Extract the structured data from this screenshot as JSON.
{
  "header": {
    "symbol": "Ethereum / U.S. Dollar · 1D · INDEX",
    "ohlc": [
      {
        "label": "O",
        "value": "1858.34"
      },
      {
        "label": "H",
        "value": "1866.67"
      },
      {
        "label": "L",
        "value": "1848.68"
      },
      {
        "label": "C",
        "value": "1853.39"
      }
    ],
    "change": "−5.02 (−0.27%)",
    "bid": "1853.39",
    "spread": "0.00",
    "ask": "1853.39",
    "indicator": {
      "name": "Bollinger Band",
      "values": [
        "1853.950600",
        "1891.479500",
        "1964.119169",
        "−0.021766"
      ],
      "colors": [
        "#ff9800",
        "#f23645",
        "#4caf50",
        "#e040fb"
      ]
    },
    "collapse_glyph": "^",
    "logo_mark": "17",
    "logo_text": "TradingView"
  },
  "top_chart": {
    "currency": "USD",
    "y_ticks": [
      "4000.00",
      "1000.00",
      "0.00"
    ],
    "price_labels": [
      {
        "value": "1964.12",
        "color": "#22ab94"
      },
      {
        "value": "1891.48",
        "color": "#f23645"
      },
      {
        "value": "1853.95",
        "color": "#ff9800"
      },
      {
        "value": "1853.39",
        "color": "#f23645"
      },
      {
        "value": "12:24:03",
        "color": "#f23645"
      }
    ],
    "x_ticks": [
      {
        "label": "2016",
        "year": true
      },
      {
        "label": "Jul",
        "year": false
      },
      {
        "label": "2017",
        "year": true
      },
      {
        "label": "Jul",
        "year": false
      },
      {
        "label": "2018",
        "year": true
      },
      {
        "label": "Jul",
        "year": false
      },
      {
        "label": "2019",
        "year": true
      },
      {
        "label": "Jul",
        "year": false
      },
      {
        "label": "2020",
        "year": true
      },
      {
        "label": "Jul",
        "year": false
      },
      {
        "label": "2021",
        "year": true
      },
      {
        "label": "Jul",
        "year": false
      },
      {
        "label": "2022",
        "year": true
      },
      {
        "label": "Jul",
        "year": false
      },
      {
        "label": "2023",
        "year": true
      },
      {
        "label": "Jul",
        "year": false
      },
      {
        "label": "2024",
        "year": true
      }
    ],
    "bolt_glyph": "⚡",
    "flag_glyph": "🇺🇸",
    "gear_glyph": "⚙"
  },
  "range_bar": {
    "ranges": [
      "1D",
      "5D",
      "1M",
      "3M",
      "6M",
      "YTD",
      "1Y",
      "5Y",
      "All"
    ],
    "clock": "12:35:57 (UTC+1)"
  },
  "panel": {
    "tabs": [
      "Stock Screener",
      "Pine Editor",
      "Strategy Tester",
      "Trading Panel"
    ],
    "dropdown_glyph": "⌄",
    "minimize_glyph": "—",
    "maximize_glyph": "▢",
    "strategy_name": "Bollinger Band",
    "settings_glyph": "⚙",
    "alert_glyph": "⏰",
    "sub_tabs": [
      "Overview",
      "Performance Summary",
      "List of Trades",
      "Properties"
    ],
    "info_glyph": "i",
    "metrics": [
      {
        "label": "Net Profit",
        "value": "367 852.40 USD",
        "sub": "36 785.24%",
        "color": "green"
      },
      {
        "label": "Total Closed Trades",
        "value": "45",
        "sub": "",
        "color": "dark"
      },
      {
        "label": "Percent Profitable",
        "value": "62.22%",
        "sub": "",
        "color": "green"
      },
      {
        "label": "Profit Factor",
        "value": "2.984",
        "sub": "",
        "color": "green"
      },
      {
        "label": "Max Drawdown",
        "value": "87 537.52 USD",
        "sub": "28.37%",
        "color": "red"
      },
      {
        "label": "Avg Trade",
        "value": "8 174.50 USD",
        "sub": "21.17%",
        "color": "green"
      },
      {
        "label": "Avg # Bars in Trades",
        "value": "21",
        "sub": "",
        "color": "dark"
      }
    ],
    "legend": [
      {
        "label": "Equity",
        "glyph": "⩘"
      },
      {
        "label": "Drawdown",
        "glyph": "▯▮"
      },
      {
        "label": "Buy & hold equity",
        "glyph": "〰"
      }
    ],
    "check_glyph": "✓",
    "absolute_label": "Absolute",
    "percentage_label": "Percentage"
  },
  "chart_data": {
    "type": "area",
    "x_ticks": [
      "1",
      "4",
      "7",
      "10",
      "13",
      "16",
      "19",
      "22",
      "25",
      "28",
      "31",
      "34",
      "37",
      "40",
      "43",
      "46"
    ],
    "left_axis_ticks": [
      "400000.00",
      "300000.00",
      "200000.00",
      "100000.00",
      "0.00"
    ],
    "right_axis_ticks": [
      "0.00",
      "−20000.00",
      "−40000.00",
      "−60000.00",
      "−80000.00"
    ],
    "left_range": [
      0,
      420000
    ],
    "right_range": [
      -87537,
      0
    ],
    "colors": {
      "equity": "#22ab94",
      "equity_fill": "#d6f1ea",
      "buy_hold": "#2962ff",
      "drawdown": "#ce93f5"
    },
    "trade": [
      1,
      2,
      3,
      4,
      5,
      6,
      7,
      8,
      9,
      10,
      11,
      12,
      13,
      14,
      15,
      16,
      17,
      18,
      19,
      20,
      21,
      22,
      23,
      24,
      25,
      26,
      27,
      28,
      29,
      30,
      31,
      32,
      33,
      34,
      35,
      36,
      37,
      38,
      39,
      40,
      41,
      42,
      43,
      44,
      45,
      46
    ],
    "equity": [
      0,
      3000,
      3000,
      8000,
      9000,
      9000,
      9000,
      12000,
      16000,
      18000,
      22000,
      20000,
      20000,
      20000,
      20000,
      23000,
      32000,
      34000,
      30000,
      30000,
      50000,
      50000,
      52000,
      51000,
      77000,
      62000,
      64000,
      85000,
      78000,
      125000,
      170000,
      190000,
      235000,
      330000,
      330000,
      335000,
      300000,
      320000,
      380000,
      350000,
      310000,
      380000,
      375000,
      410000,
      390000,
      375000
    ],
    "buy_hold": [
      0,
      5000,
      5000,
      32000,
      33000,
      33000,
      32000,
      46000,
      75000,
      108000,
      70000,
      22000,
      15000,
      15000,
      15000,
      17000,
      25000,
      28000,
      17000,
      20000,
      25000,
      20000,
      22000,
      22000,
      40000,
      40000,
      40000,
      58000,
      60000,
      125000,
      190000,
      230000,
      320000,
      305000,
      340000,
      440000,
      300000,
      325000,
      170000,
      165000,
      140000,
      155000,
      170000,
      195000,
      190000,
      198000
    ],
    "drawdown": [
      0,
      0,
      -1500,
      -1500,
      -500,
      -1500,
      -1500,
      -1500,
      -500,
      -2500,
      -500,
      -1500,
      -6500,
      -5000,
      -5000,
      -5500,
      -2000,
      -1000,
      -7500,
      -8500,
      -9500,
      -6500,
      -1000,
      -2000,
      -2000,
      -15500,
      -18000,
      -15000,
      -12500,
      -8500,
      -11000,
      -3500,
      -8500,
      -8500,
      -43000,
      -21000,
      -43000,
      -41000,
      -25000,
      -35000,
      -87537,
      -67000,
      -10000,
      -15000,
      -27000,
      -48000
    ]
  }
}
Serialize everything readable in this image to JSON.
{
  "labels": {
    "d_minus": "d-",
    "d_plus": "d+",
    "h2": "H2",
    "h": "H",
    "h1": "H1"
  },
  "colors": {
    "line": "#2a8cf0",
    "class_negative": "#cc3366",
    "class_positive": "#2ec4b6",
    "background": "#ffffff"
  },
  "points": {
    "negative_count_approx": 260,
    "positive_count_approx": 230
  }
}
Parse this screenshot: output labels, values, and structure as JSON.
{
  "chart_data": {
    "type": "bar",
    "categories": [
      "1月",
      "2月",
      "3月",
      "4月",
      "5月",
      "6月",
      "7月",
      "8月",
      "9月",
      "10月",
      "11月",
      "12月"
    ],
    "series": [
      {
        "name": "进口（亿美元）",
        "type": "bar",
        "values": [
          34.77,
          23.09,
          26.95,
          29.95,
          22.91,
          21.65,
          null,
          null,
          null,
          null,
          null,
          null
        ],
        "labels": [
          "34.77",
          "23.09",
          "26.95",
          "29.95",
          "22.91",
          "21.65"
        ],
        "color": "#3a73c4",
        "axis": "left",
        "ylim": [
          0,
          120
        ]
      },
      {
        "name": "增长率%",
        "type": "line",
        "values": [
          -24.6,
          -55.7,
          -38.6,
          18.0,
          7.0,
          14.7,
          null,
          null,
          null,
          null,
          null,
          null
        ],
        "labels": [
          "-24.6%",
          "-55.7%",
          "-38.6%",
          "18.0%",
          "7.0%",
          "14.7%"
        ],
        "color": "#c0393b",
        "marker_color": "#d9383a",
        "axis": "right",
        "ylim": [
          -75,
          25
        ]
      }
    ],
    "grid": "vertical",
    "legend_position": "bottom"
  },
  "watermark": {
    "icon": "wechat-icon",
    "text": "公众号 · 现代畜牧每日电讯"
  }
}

.....

Set problem: Copy each line that contains the word "type".

Final result:
    "type": "area",
    "type": "bar",
        "type": "bar",
        "type": "line",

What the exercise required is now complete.